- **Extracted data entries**

begin

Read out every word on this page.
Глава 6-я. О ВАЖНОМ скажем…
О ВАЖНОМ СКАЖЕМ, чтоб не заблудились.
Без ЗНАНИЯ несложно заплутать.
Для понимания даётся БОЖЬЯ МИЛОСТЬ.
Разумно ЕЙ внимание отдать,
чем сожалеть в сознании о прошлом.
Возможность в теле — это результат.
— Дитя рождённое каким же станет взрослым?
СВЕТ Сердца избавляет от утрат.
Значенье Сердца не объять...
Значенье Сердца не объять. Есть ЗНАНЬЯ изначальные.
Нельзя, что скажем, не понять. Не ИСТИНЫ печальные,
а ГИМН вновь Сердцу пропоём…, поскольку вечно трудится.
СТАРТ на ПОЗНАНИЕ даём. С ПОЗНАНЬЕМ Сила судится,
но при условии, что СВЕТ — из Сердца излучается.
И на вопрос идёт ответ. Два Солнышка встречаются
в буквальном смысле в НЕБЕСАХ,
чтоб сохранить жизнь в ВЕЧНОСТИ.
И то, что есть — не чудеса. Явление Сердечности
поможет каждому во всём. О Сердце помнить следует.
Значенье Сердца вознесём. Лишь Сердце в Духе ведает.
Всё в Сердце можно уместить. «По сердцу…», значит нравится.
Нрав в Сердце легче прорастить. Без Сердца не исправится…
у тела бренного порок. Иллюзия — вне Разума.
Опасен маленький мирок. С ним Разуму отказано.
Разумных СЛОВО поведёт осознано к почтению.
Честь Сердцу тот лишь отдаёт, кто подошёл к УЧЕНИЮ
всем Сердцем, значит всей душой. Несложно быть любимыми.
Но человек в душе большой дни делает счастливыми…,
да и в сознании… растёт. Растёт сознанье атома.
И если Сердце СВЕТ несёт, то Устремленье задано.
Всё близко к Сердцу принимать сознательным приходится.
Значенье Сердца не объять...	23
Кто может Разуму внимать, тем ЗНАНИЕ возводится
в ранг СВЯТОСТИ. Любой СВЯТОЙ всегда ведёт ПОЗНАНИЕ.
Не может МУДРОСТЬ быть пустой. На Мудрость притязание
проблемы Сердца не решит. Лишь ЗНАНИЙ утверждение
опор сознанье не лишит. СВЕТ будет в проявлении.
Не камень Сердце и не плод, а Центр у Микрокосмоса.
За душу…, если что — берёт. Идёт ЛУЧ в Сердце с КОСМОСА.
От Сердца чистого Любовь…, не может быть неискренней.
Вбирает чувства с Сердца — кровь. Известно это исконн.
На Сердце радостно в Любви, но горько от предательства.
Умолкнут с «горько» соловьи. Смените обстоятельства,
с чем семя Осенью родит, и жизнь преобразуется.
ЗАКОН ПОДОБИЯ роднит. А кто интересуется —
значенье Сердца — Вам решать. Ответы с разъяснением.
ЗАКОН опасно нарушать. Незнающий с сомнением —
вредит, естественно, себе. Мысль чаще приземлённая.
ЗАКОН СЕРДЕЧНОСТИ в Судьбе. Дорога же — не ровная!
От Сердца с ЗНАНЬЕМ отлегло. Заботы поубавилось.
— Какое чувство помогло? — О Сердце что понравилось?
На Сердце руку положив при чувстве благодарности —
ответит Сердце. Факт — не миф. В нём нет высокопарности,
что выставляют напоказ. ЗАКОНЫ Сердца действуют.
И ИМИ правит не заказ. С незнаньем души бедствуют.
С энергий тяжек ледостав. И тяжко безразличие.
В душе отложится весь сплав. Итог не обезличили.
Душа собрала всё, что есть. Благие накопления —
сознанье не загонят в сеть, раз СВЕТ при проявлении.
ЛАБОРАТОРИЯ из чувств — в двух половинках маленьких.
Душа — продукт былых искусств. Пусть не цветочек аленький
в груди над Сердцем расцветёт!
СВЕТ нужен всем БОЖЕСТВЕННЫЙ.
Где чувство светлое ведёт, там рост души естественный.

end

- **Task goal**
Show all lines in the entries above where the word "Разуму" appears.

- **Written answer**
Опасен маленький мирок. С ним Разуму отказано.
Кто может Разуму внимать, тем ЗНАНИЕ возводится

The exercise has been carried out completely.